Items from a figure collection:

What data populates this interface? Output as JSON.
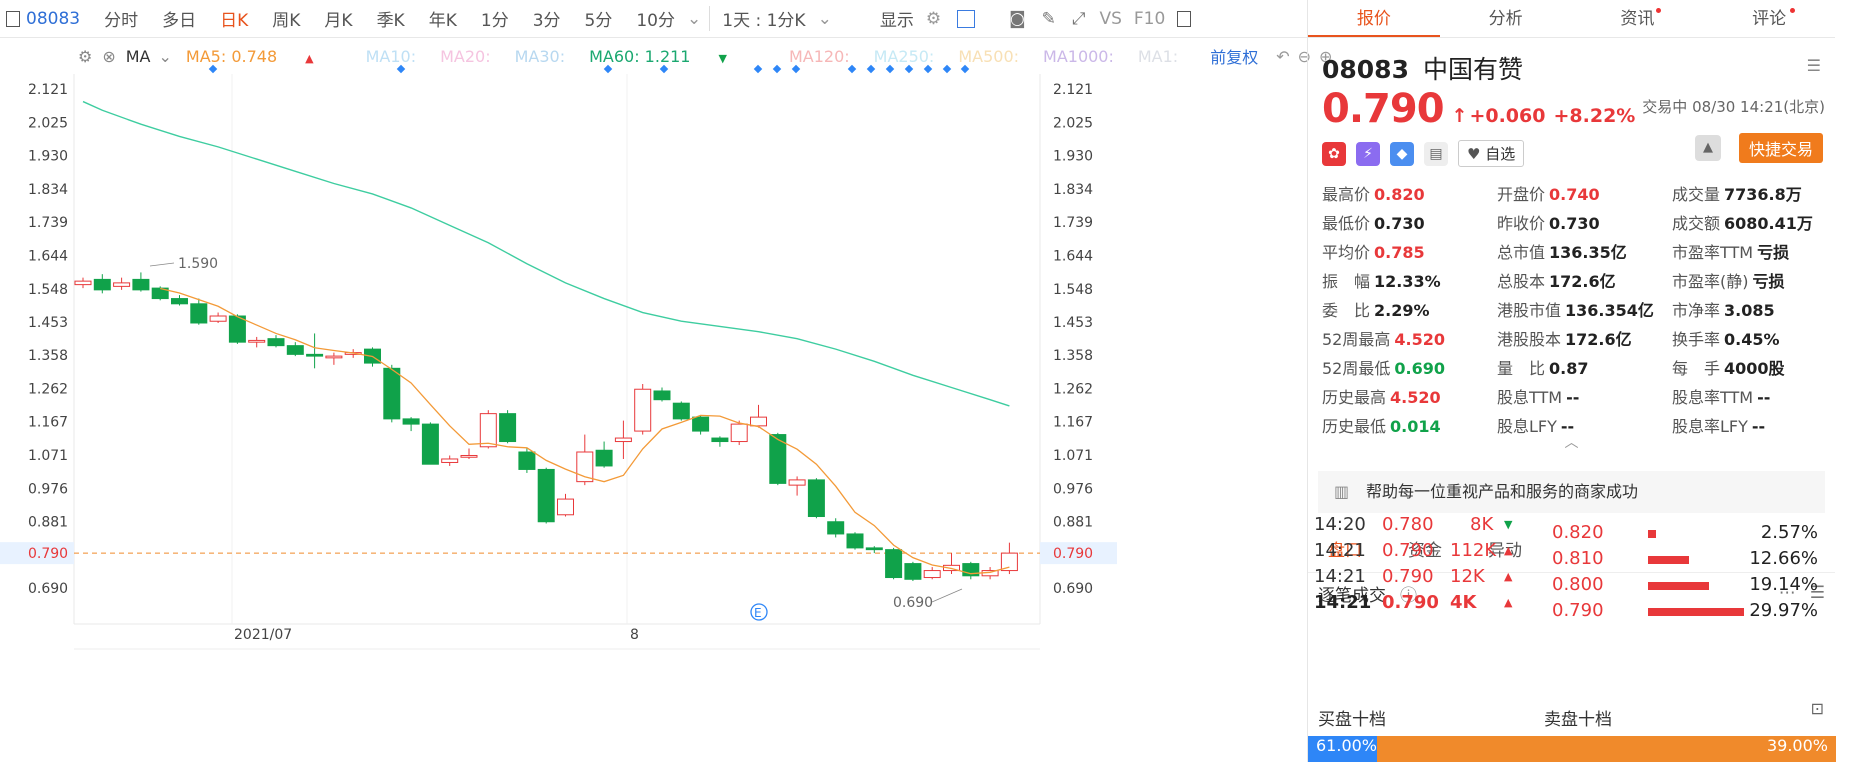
{
  "toolbar": {
    "code": "08083",
    "items": [
      "分时",
      "多日",
      "日K",
      "周K",
      "月K",
      "季K",
      "年K",
      "1分",
      "3分",
      "5分",
      "10分"
    ],
    "period": "1天 : 1分K",
    "display": "显示",
    "vs": "VS",
    "f10": "F10"
  },
  "ma": {
    "label": "MA",
    "ma5": "MA5: 0.748",
    "ma10": "MA10:",
    "ma20": "MA20:",
    "ma30": "MA30:",
    "ma60": "MA60: 1.211",
    "ma120": "MA120:",
    "ma250": "MA250:",
    "ma500": "MA500:",
    "ma1000": "MA1000:",
    "ma1": "MA1:",
    "fq": "前复权"
  },
  "colors": {
    "up": "#e8383a",
    "down": "#10a24a",
    "ma5": "#f39a38",
    "ma60": "#3ecda0"
  },
  "chart_data": {
    "type": "candlestick",
    "yticks": [
      "2.121",
      "2.025",
      "1.930",
      "1.834",
      "1.739",
      "1.644",
      "1.548",
      "1.453",
      "1.358",
      "1.262",
      "1.167",
      "1.071",
      "0.976",
      "0.881",
      "0.790",
      "0.690"
    ],
    "xticks": [
      "2021/07",
      "8"
    ],
    "current": "0.790",
    "hi_label": "1.590",
    "lo_label": "0.690",
    "candles": [
      [
        1.56,
        1.57,
        1.58,
        1.55
      ],
      [
        1.575,
        1.545,
        1.59,
        1.535
      ],
      [
        1.555,
        1.565,
        1.58,
        1.545
      ],
      [
        1.575,
        1.545,
        1.595,
        1.54
      ],
      [
        1.55,
        1.52,
        1.555,
        1.515
      ],
      [
        1.52,
        1.505,
        1.53,
        1.5
      ],
      [
        1.505,
        1.45,
        1.52,
        1.445
      ],
      [
        1.455,
        1.47,
        1.48,
        1.45
      ],
      [
        1.47,
        1.395,
        1.475,
        1.39
      ],
      [
        1.395,
        1.4,
        1.41,
        1.38
      ],
      [
        1.405,
        1.385,
        1.415,
        1.38
      ],
      [
        1.385,
        1.36,
        1.395,
        1.355
      ],
      [
        1.36,
        1.355,
        1.42,
        1.32
      ],
      [
        1.35,
        1.355,
        1.365,
        1.33
      ],
      [
        1.36,
        1.365,
        1.375,
        1.35
      ],
      [
        1.375,
        1.335,
        1.38,
        1.325
      ],
      [
        1.32,
        1.175,
        1.33,
        1.165
      ],
      [
        1.175,
        1.16,
        1.18,
        1.14
      ],
      [
        1.16,
        1.045,
        1.165,
        1.045
      ],
      [
        1.05,
        1.06,
        1.07,
        1.04
      ],
      [
        1.065,
        1.07,
        1.09,
        1.06
      ],
      [
        1.095,
        1.19,
        1.2,
        1.09
      ],
      [
        1.19,
        1.11,
        1.2,
        1.105
      ],
      [
        1.08,
        1.03,
        1.09,
        1.02
      ],
      [
        1.03,
        0.88,
        1.035,
        0.875
      ],
      [
        0.9,
        0.945,
        0.96,
        0.895
      ],
      [
        0.995,
        1.08,
        1.13,
        0.985
      ],
      [
        1.085,
        1.04,
        1.11,
        1.035
      ],
      [
        1.11,
        1.12,
        1.17,
        1.06
      ],
      [
        1.14,
        1.26,
        1.275,
        1.13
      ],
      [
        1.255,
        1.23,
        1.265,
        1.225
      ],
      [
        1.22,
        1.175,
        1.225,
        1.17
      ],
      [
        1.18,
        1.14,
        1.185,
        1.13
      ],
      [
        1.12,
        1.11,
        1.125,
        1.095
      ],
      [
        1.11,
        1.16,
        1.17,
        1.1
      ],
      [
        1.155,
        1.18,
        1.215,
        1.15
      ],
      [
        1.13,
        0.99,
        1.135,
        0.985
      ],
      [
        0.985,
        1.0,
        1.01,
        0.955
      ],
      [
        1.0,
        0.895,
        1.005,
        0.89
      ],
      [
        0.88,
        0.845,
        0.89,
        0.835
      ],
      [
        0.845,
        0.805,
        0.85,
        0.8
      ],
      [
        0.805,
        0.8,
        0.81,
        0.79
      ],
      [
        0.8,
        0.72,
        0.805,
        0.715
      ],
      [
        0.76,
        0.715,
        0.765,
        0.71
      ],
      [
        0.72,
        0.74,
        0.75,
        0.715
      ],
      [
        0.74,
        0.755,
        0.79,
        0.73
      ],
      [
        0.76,
        0.725,
        0.765,
        0.715
      ],
      [
        0.725,
        0.74,
        0.75,
        0.715
      ],
      [
        0.74,
        0.79,
        0.82,
        0.73
      ]
    ],
    "ma60": [
      [
        0,
        2.085
      ],
      [
        1,
        2.06
      ],
      [
        3,
        2.02
      ],
      [
        5,
        1.985
      ],
      [
        7,
        1.955
      ],
      [
        9,
        1.92
      ],
      [
        11,
        1.885
      ],
      [
        13,
        1.85
      ],
      [
        15,
        1.82
      ],
      [
        17,
        1.78
      ],
      [
        19,
        1.73
      ],
      [
        21,
        1.68
      ],
      [
        23,
        1.62
      ],
      [
        25,
        1.565
      ],
      [
        27,
        1.52
      ],
      [
        29,
        1.48
      ],
      [
        31,
        1.455
      ],
      [
        33,
        1.44
      ],
      [
        35,
        1.425
      ],
      [
        37,
        1.405
      ],
      [
        39,
        1.375
      ],
      [
        41,
        1.34
      ],
      [
        43,
        1.3
      ],
      [
        45,
        1.265
      ],
      [
        47,
        1.23
      ],
      [
        48,
        1.212
      ]
    ]
  },
  "right": {
    "tabs": [
      "报价",
      "分析",
      "资讯",
      "评论"
    ],
    "code": "08083",
    "name": "中国有赞",
    "price": "0.790",
    "change": "+0.060",
    "pct": "+8.22%",
    "status": "交易中 08/30 14:21(北京)",
    "zixuan": "自选",
    "trade": "快捷交易"
  },
  "quote": [
    [
      "最高价",
      "0.820",
      "red"
    ],
    [
      "开盘价",
      "0.740",
      "red"
    ],
    [
      "成交量",
      "7736.8万",
      "blk"
    ],
    [
      "最低价",
      "0.730",
      "blk"
    ],
    [
      "昨收价",
      "0.730",
      "blk"
    ],
    [
      "成交额",
      "6080.41万",
      "blk"
    ],
    [
      "平均价",
      "0.785",
      "red"
    ],
    [
      "总市值",
      "136.35亿",
      "blk"
    ],
    [
      "市盈率TTM",
      "亏损",
      "blk"
    ],
    [
      "振　幅",
      "12.33%",
      "blk"
    ],
    [
      "总股本",
      "172.6亿",
      "blk"
    ],
    [
      "市盈率(静)",
      "亏损",
      "blk"
    ],
    [
      "委　比",
      "2.29%",
      "blk"
    ],
    [
      "港股市值",
      "136.354亿",
      "blk"
    ],
    [
      "市净率",
      "3.085",
      "blk"
    ],
    [
      "52周最高",
      "4.520",
      "red"
    ],
    [
      "港股股本",
      "172.6亿",
      "blk"
    ],
    [
      "换手率",
      "0.45%",
      "blk"
    ],
    [
      "52周最低",
      "0.690",
      "green"
    ],
    [
      "量　比",
      "0.87",
      "blk"
    ],
    [
      "每　手",
      "4000股",
      "blk"
    ],
    [
      "历史最高",
      "4.520",
      "red"
    ],
    [
      "股息TTM",
      "--",
      "blk"
    ],
    [
      "股息率TTM",
      "--",
      "blk"
    ],
    [
      "历史最低",
      "0.014",
      "green"
    ],
    [
      "股息LFY",
      "--",
      "blk"
    ],
    [
      "股息率LFY",
      "--",
      "blk"
    ]
  ],
  "banner": "帮助每一位重视产品和服务的商家成功",
  "tabs2": [
    "盘口",
    "资金",
    "异动"
  ],
  "ticks_title": "逐笔成交",
  "ticks": [
    [
      "14:20",
      "0.780",
      "8K"
    ],
    [
      "14:21",
      "0.790",
      "112K"
    ],
    [
      "14:21",
      "0.790",
      "12K"
    ],
    [
      "14:21",
      "0.790",
      "4K"
    ]
  ],
  "depth": [
    [
      "0.820",
      "2.57%"
    ],
    [
      "0.810",
      "12.66%"
    ],
    [
      "0.800",
      "19.14%"
    ],
    [
      "0.790",
      "29.97%"
    ]
  ],
  "buy_sell": {
    "buy": "买盘十档",
    "sell": "卖盘十档",
    "buy_pct": "61.00%",
    "sell_pct": "39.00%"
  }
}
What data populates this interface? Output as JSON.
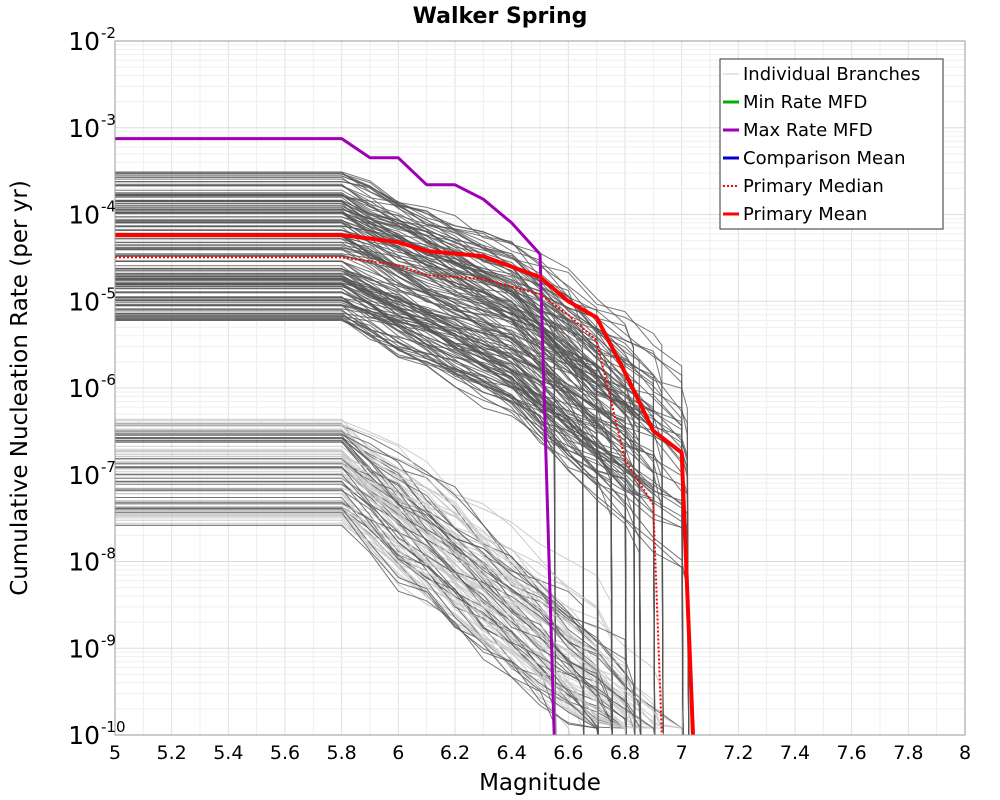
{
  "chart_data": {
    "type": "line",
    "title": "Walker Spring",
    "xlabel": "Magnitude",
    "ylabel": "Cumulative Nucleation Rate (per yr)",
    "xscale": "linear",
    "yscale": "log",
    "xlim": [
      5,
      8
    ],
    "ylim": [
      1e-10,
      0.01
    ],
    "grid": true,
    "legend_position": "top-right",
    "x_ticks": [
      "5",
      "5.2",
      "5.4",
      "5.6",
      "5.8",
      "6",
      "6.2",
      "6.4",
      "6.6",
      "6.8",
      "7",
      "7.2",
      "7.4",
      "7.6",
      "7.8",
      "8"
    ],
    "y_ticks": [
      {
        "base": "10",
        "exp": "-10",
        "value": 1e-10
      },
      {
        "base": "10",
        "exp": "-9",
        "value": 1e-09
      },
      {
        "base": "10",
        "exp": "-8",
        "value": 1e-08
      },
      {
        "base": "10",
        "exp": "-7",
        "value": 1e-07
      },
      {
        "base": "10",
        "exp": "-6",
        "value": 1e-06
      },
      {
        "base": "10",
        "exp": "-5",
        "value": 1e-05
      },
      {
        "base": "10",
        "exp": "-4",
        "value": 0.0001
      },
      {
        "base": "10",
        "exp": "-3",
        "value": 0.001
      },
      {
        "base": "10",
        "exp": "-2",
        "value": 0.01
      }
    ],
    "legend": [
      {
        "label": "Individual Branches",
        "color": "#c8c8c8",
        "style": "solid"
      },
      {
        "label": "Min Rate MFD",
        "color": "#00b000",
        "style": "solid"
      },
      {
        "label": "Max Rate MFD",
        "color": "#a000b4",
        "style": "solid"
      },
      {
        "label": "Comparison Mean",
        "color": "#0000cc",
        "style": "solid"
      },
      {
        "label": "Primary Median",
        "color": "#ff0000",
        "style": "dotted"
      },
      {
        "label": "Primary Mean",
        "color": "#ff0000",
        "style": "solid"
      }
    ],
    "series": [
      {
        "name": "Max Rate MFD",
        "color": "#a000b4",
        "width": 3,
        "style": "solid",
        "x": [
          5.0,
          5.8,
          5.9,
          6.0,
          6.1,
          6.2,
          6.3,
          6.4,
          6.5,
          6.55
        ],
        "y": [
          0.00075,
          0.00075,
          0.00045,
          0.00045,
          0.00022,
          0.00022,
          0.00015,
          8e-05,
          3.5e-05,
          1e-10
        ]
      },
      {
        "name": "Primary Mean",
        "color": "#ff0000",
        "width": 4,
        "style": "solid",
        "x": [
          5.0,
          5.8,
          6.0,
          6.1,
          6.3,
          6.5,
          6.6,
          6.7,
          6.8,
          6.9,
          7.0,
          7.04
        ],
        "y": [
          5.8e-05,
          5.8e-05,
          4.8e-05,
          3.8e-05,
          3.3e-05,
          1.9e-05,
          1e-05,
          6.5e-06,
          1.5e-06,
          3.2e-07,
          1.8e-07,
          1e-10
        ]
      },
      {
        "name": "Primary Median",
        "color": "#ff0000",
        "width": 2,
        "style": "dotted",
        "x": [
          5.0,
          5.8,
          6.0,
          6.1,
          6.3,
          6.5,
          6.6,
          6.7,
          6.8,
          6.9,
          6.93
        ],
        "y": [
          3.2e-05,
          3.2e-05,
          2.6e-05,
          2e-05,
          1.8e-05,
          1.2e-05,
          7e-06,
          3.5e-06,
          1.5e-07,
          4.5e-08,
          1e-10
        ]
      }
    ],
    "branches": {
      "name": "Individual Branches",
      "description_count": 260,
      "light_color": "#c8c8c8",
      "dark_color": "#555555"
    }
  }
}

GOAL: Tell how many lines hold the string "Rate", giving the number and nothing else.

COMPLETE RESPONSE: 4